[Written request]
Select the lines that hold the word "title" and copy each one.

___ Recorded information

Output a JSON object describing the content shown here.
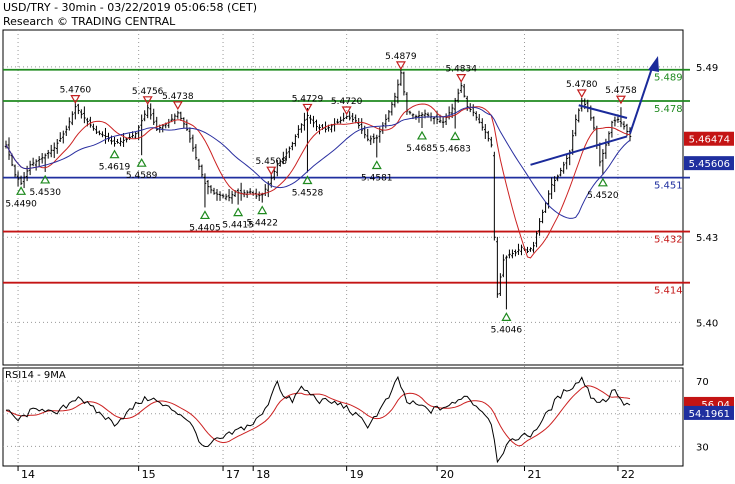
{
  "header": {
    "title": "USD/TRY - 30min - 03/22/2019 05:06:58 (CET)",
    "credit": "Research © TRADING CENTRAL"
  },
  "colors": {
    "candle": "#000000",
    "support": "#1f2f9f",
    "resistance_green": "#1f8a1f",
    "resistance_red": "#c41414",
    "ma_red": "#cc2222",
    "ma_blue": "#2a2fa0",
    "grid": "#9a9a9a",
    "current_price_bg": "#0d1e7a",
    "arrow": "#1a2a9a",
    "pivot_high": "#c42020",
    "pivot_low": "#1f8a1f"
  },
  "chart_data": [
    {
      "type": "candlestick",
      "title": "USD/TRY - 30min",
      "ylim": [
        5.385,
        5.503
      ],
      "x_labels": [
        "14",
        "15",
        "17",
        "18",
        "19",
        "20",
        "21",
        "22"
      ],
      "y_ticks": [
        "5.49",
        "5.43",
        "5.40"
      ],
      "price_path": [
        [
          0,
          5.4625
        ],
        [
          3,
          5.452
        ],
        [
          5,
          5.449
        ],
        [
          8,
          5.4555
        ],
        [
          12,
          5.458
        ],
        [
          16,
          5.4615
        ],
        [
          20,
          5.468
        ],
        [
          23,
          5.476
        ],
        [
          26,
          5.472
        ],
        [
          30,
          5.467
        ],
        [
          33,
          5.4655
        ],
        [
          36,
          5.463
        ],
        [
          40,
          5.4645
        ],
        [
          43,
          5.4665
        ],
        [
          47,
          5.4756
        ],
        [
          50,
          5.468
        ],
        [
          54,
          5.4705
        ],
        [
          57,
          5.4738
        ],
        [
          60,
          5.468
        ],
        [
          63,
          5.458
        ],
        [
          66,
          5.449
        ],
        [
          69,
          5.4455
        ],
        [
          72,
          5.4445
        ],
        [
          74,
          5.444
        ],
        [
          76,
          5.446
        ],
        [
          78,
          5.4455
        ],
        [
          81,
          5.446
        ],
        [
          83,
          5.4445
        ],
        [
          85,
          5.445
        ],
        [
          88,
          5.4508
        ],
        [
          90,
          5.4555
        ],
        [
          92,
          5.458
        ],
        [
          95,
          5.463
        ],
        [
          97,
          5.468
        ],
        [
          100,
          5.4729
        ],
        [
          103,
          5.469
        ],
        [
          106,
          5.468
        ],
        [
          110,
          5.4705
        ],
        [
          113,
          5.4725
        ],
        [
          116,
          5.471
        ],
        [
          120,
          5.4645
        ],
        [
          123,
          5.465
        ],
        [
          126,
          5.4715
        ],
        [
          129,
          5.4795
        ],
        [
          131,
          5.4879
        ],
        [
          133,
          5.4745
        ],
        [
          136,
          5.4725
        ],
        [
          139,
          5.4735
        ],
        [
          142,
          5.472
        ],
        [
          145,
          5.4705
        ],
        [
          148,
          5.4755
        ],
        [
          151,
          5.4834
        ],
        [
          153,
          5.476
        ],
        [
          155,
          5.474
        ],
        [
          157,
          5.4705
        ],
        [
          159,
          5.467
        ],
        [
          161,
          5.4625
        ],
        [
          162,
          5.43
        ],
        [
          163,
          5.41
        ],
        [
          165,
          5.422
        ],
        [
          167,
          5.424
        ],
        [
          169,
          5.4245
        ],
        [
          171,
          5.4265
        ],
        [
          173,
          5.425
        ],
        [
          175,
          5.427
        ],
        [
          177,
          5.4355
        ],
        [
          179,
          5.442
        ],
        [
          181,
          5.4485
        ],
        [
          183,
          5.4515
        ],
        [
          185,
          5.4555
        ],
        [
          187,
          5.46
        ],
        [
          189,
          5.4715
        ],
        [
          191,
          5.478
        ],
        [
          193,
          5.4755
        ],
        [
          195,
          5.4685
        ],
        [
          197,
          5.4565
        ],
        [
          199,
          5.4625
        ],
        [
          201,
          5.4705
        ],
        [
          203,
          5.4715
        ],
        [
          205,
          5.469
        ],
        [
          207,
          5.4655
        ]
      ],
      "horizontal_levels": [
        {
          "value": 5.489,
          "label": "5.489",
          "color": "#1f8a1f"
        },
        {
          "value": 5.478,
          "label": "5.478",
          "color": "#1f8a1f"
        },
        {
          "value": 5.451,
          "label": "5.451",
          "color": "#1f2f9f"
        },
        {
          "value": 5.432,
          "label": "5.432",
          "color": "#c41414"
        },
        {
          "value": 5.414,
          "label": "5.414",
          "color": "#c41414"
        }
      ],
      "current_price": "5.4655",
      "price_tags": [
        "5.46474",
        "5.45606"
      ],
      "pivot_highs": [
        {
          "bar": 23,
          "label": "5.4760"
        },
        {
          "bar": 47,
          "label": "5.4756"
        },
        {
          "bar": 57,
          "label": "5.4738"
        },
        {
          "bar": 88,
          "label": "5.4508"
        },
        {
          "bar": 100,
          "label": "5.4729"
        },
        {
          "bar": 113,
          "label": "5.4720"
        },
        {
          "bar": 131,
          "label": "5.4879"
        },
        {
          "bar": 151,
          "label": "5.4834"
        },
        {
          "bar": 191,
          "label": "5.4780"
        },
        {
          "bar": 204,
          "label": "5.4758"
        }
      ],
      "pivot_lows": [
        {
          "bar": 5,
          "label": "5.4490"
        },
        {
          "bar": 13,
          "label": "5.4530"
        },
        {
          "bar": 36,
          "label": "5.4619"
        },
        {
          "bar": 45,
          "label": "5.4589"
        },
        {
          "bar": 66,
          "label": "5.4405"
        },
        {
          "bar": 77,
          "label": "5.4415"
        },
        {
          "bar": 85,
          "label": "5.4422"
        },
        {
          "bar": 100,
          "label": "5.4528"
        },
        {
          "bar": 123,
          "label": "5.4581"
        },
        {
          "bar": 138,
          "label": "5.4685"
        },
        {
          "bar": 149,
          "label": "5.4683"
        },
        {
          "bar": 166,
          "label": "5.4046"
        },
        {
          "bar": 198,
          "label": "5.4520"
        }
      ]
    },
    {
      "type": "line",
      "title": "RSI14 - 9MA",
      "ylim": [
        18,
        78
      ],
      "y_ticks": [
        "70",
        "50",
        "30"
      ],
      "rsi_path": [
        [
          0,
          52
        ],
        [
          4,
          46
        ],
        [
          8,
          51
        ],
        [
          12,
          54
        ],
        [
          16,
          49
        ],
        [
          20,
          55
        ],
        [
          24,
          61
        ],
        [
          28,
          54
        ],
        [
          32,
          49
        ],
        [
          36,
          44
        ],
        [
          40,
          50
        ],
        [
          44,
          57
        ],
        [
          48,
          60
        ],
        [
          52,
          55
        ],
        [
          56,
          52
        ],
        [
          60,
          47
        ],
        [
          63,
          38
        ],
        [
          66,
          28
        ],
        [
          69,
          33
        ],
        [
          72,
          35
        ],
        [
          75,
          38
        ],
        [
          78,
          41
        ],
        [
          82,
          44
        ],
        [
          86,
          52
        ],
        [
          88,
          62
        ],
        [
          90,
          71
        ],
        [
          92,
          60
        ],
        [
          95,
          58
        ],
        [
          98,
          66
        ],
        [
          101,
          62
        ],
        [
          104,
          58
        ],
        [
          108,
          57
        ],
        [
          112,
          55
        ],
        [
          116,
          49
        ],
        [
          120,
          43
        ],
        [
          124,
          52
        ],
        [
          128,
          63
        ],
        [
          130,
          72
        ],
        [
          133,
          57
        ],
        [
          137,
          55
        ],
        [
          141,
          52
        ],
        [
          145,
          54
        ],
        [
          149,
          56
        ],
        [
          152,
          62
        ],
        [
          156,
          55
        ],
        [
          159,
          50
        ],
        [
          161,
          45
        ],
        [
          163,
          22
        ],
        [
          166,
          30
        ],
        [
          170,
          36
        ],
        [
          174,
          37
        ],
        [
          178,
          46
        ],
        [
          182,
          57
        ],
        [
          186,
          65
        ],
        [
          189,
          68
        ],
        [
          191,
          72
        ],
        [
          194,
          61
        ],
        [
          197,
          57
        ],
        [
          200,
          60
        ],
        [
          202,
          66
        ],
        [
          204,
          57
        ],
        [
          207,
          55
        ]
      ],
      "ma_values": [
        "56.04",
        "54.1961"
      ]
    }
  ]
}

______

[Solution]
    "title": "USD/TRY - 30min - 03/22/2019 05:06:58 (CET)",
      "title": "USD/TRY - 30min",
      "title": "RSI14 - 9MA",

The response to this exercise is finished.